Stated exercise:
Pull out every line of the listing below where "zgodności" appears.

━━━━━━━━━━━━━━━━

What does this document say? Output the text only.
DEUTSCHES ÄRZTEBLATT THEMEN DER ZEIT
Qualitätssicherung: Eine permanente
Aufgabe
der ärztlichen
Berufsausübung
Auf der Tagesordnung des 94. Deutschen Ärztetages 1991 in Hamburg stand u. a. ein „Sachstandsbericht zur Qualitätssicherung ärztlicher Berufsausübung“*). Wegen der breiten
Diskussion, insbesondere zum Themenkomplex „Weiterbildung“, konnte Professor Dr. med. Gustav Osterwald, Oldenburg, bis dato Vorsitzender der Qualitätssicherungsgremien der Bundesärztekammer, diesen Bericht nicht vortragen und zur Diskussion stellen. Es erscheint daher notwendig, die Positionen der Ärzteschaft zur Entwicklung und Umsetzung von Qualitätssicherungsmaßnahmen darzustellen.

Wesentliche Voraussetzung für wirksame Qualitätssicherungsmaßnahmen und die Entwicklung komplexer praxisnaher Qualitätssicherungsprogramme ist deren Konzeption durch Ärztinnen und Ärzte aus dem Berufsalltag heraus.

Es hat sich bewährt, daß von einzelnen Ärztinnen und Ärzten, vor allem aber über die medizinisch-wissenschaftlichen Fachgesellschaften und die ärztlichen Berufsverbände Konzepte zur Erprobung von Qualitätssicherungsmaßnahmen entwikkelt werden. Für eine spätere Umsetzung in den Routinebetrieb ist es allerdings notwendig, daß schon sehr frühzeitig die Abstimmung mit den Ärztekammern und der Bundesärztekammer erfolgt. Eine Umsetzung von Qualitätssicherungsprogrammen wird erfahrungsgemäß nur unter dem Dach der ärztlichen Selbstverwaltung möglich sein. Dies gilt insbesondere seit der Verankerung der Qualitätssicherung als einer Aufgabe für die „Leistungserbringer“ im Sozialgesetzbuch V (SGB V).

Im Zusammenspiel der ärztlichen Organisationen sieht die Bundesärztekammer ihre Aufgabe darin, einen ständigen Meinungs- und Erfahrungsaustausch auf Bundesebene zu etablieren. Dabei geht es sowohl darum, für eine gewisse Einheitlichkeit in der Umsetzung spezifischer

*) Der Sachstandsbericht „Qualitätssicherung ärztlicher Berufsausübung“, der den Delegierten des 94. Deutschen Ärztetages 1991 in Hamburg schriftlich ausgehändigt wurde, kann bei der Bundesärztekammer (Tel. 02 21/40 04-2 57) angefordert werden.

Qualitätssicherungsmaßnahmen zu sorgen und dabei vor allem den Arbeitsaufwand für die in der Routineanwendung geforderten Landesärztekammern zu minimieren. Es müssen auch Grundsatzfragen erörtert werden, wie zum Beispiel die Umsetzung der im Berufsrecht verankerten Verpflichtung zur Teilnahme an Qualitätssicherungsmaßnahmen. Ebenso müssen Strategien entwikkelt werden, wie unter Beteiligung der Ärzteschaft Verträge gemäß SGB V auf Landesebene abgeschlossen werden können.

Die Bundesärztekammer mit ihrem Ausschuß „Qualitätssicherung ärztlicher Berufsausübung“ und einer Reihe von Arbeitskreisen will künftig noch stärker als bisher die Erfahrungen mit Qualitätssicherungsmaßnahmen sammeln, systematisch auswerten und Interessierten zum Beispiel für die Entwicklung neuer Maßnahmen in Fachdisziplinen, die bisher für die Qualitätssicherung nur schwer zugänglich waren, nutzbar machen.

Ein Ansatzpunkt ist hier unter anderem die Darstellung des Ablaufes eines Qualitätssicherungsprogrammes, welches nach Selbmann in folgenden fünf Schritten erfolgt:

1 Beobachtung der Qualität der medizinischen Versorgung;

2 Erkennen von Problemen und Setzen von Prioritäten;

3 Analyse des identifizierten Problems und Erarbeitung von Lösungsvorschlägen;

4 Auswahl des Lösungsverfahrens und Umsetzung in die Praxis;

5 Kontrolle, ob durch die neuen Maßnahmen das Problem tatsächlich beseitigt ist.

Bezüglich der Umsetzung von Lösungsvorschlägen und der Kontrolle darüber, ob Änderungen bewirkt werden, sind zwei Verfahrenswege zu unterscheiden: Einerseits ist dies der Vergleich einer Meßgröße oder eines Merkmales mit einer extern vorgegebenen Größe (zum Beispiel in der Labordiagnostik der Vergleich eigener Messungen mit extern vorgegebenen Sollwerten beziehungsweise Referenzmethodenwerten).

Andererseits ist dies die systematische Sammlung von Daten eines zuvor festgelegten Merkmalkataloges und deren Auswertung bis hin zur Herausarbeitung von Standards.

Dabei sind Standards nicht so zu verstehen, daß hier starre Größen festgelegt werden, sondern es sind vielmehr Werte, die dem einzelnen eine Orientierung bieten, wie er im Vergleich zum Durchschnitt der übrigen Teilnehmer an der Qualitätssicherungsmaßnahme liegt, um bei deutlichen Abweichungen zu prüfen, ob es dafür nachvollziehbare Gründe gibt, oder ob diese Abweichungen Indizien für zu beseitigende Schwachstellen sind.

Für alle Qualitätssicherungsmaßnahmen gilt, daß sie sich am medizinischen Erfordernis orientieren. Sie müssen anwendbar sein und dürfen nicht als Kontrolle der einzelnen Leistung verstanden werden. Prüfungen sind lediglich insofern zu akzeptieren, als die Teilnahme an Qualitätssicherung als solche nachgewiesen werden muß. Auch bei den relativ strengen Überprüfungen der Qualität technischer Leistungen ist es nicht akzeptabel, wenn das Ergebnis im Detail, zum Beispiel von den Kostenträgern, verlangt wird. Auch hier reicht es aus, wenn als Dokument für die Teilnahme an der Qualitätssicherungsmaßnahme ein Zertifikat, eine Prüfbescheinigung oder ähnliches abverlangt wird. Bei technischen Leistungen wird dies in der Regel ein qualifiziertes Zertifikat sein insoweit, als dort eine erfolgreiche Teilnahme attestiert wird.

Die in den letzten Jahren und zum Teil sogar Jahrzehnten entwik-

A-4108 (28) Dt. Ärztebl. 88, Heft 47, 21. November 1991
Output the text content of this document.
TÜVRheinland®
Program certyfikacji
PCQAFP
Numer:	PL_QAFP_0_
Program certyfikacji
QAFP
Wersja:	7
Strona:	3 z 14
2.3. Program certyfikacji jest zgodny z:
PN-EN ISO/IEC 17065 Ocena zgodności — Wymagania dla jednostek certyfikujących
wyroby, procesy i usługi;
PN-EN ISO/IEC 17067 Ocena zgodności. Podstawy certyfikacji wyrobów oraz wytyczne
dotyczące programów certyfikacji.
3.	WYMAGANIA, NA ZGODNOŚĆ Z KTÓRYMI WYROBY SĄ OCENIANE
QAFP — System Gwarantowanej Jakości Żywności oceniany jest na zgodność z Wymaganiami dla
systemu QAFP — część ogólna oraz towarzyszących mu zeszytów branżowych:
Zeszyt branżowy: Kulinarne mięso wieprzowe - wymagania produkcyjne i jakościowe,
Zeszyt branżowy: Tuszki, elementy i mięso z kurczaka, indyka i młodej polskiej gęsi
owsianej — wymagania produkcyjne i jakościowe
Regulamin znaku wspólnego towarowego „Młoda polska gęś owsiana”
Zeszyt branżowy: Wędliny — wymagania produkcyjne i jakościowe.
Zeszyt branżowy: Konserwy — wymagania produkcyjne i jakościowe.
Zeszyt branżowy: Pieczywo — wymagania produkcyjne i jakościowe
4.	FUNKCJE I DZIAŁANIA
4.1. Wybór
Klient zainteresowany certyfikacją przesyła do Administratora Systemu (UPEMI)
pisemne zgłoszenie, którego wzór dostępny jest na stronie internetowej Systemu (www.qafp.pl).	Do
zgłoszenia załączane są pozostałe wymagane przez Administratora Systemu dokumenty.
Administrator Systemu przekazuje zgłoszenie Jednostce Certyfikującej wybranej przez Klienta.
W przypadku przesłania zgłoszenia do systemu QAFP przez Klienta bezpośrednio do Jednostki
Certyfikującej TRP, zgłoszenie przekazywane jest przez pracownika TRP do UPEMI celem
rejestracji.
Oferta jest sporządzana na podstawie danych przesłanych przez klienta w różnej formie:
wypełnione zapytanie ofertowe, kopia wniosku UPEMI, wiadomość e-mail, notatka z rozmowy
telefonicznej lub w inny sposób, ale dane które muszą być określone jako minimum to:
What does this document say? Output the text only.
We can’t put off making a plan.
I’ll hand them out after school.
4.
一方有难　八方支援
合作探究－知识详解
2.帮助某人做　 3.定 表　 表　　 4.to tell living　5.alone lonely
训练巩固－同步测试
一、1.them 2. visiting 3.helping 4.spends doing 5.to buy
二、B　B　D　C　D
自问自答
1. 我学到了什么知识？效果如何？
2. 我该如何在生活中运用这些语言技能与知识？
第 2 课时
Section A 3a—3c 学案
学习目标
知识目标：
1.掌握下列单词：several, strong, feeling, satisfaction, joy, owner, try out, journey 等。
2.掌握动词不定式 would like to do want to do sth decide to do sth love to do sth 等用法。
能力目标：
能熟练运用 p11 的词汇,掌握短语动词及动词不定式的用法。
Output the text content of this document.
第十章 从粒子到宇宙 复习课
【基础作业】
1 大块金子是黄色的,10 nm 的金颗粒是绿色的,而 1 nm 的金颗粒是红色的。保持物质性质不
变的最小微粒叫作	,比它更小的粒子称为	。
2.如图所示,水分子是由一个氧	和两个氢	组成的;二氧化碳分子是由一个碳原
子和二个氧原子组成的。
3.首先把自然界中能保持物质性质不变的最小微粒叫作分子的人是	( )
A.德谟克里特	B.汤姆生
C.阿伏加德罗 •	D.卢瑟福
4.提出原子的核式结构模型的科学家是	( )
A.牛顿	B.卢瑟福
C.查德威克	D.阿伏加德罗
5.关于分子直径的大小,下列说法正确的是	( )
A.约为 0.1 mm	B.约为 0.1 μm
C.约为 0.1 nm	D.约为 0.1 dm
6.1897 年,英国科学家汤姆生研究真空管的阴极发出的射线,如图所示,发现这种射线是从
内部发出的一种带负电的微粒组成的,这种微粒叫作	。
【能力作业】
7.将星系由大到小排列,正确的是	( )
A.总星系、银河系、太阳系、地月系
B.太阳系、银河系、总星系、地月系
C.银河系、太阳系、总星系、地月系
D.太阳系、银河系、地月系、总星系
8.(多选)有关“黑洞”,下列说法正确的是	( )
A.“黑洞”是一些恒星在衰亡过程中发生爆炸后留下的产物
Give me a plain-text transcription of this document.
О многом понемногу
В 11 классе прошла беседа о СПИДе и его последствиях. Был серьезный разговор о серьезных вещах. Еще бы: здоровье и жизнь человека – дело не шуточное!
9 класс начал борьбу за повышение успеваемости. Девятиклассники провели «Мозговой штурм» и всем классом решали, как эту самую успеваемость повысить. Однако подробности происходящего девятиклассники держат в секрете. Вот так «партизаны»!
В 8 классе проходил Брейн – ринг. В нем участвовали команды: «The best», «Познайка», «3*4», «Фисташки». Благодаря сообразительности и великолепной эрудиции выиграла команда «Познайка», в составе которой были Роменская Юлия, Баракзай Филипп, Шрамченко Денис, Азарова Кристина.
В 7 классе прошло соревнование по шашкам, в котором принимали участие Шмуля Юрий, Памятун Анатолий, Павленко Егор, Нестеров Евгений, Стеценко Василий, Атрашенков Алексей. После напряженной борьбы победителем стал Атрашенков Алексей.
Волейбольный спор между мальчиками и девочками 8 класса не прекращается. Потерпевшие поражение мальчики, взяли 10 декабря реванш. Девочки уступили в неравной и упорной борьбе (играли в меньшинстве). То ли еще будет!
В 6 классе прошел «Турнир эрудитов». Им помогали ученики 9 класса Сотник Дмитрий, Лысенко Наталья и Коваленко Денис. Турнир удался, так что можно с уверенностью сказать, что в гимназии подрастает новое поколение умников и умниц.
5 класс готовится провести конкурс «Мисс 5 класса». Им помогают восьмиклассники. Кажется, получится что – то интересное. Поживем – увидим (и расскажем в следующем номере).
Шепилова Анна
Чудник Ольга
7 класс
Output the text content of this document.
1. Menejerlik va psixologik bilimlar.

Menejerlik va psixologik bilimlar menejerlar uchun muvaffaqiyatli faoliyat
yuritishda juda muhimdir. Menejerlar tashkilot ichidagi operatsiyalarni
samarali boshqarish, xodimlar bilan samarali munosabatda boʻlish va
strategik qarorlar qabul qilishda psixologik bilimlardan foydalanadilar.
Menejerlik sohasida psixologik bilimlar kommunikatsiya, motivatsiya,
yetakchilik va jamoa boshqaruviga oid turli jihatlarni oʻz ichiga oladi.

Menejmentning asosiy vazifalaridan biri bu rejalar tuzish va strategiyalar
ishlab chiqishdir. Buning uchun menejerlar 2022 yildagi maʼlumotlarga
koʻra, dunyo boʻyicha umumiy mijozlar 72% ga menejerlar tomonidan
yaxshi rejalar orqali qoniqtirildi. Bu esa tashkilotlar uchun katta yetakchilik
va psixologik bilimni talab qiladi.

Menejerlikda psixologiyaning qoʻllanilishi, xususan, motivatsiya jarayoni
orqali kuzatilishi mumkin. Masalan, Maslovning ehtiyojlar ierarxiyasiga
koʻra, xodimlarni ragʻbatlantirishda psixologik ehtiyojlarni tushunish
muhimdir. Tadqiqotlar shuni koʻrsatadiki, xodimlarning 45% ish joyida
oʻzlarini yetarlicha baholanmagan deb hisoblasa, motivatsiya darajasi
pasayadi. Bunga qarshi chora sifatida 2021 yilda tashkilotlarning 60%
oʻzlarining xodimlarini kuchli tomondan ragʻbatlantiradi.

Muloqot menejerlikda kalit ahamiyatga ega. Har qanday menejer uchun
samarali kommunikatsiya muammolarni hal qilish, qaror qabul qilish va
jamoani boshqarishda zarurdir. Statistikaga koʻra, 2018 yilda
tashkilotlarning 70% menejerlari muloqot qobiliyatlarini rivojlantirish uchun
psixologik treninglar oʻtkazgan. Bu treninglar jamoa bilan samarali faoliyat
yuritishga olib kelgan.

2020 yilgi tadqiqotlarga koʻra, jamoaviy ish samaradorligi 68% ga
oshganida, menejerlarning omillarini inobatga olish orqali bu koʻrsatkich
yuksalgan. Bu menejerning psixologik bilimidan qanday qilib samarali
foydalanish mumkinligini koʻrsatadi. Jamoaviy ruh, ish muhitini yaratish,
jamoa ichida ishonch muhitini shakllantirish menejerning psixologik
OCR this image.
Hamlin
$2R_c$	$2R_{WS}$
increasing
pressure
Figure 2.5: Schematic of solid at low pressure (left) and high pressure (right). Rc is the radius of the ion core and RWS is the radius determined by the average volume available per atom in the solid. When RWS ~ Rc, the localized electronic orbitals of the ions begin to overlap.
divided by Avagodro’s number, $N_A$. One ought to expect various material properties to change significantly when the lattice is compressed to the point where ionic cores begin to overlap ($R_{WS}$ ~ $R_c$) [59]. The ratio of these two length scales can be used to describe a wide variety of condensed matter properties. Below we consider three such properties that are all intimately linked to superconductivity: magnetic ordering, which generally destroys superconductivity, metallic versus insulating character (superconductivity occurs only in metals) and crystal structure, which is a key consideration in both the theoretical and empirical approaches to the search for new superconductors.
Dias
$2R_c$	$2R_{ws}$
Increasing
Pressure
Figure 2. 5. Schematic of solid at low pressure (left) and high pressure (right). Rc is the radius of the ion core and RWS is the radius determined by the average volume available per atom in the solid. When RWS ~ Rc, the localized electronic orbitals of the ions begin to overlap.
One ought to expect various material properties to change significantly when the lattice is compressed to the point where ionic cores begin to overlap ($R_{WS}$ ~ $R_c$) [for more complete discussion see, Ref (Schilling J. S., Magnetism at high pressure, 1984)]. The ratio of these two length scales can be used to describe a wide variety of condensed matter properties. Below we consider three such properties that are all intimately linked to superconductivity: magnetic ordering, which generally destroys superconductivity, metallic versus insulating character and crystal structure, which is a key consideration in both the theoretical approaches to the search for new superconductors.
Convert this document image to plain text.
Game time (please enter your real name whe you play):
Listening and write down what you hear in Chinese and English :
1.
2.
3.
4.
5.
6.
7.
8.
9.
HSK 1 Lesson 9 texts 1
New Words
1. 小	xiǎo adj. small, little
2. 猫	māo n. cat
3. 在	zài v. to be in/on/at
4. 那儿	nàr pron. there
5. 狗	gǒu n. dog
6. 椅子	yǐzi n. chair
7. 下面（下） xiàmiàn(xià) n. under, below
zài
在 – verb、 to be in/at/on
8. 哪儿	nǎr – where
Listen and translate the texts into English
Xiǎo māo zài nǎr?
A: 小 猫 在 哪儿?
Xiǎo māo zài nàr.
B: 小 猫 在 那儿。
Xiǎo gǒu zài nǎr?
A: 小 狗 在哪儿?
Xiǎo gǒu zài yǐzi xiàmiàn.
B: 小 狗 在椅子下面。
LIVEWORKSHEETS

━━━━━━━━━━━━━━━━

Solution for this problem:
PN-EN ISO/IEC 17065 Ocena zgodności — Wymagania dla jednostek certyfikujących
PN-EN ISO/IEC 17067 Ocena zgodności. Podstawy certyfikacji wyrobów oraz wytyczne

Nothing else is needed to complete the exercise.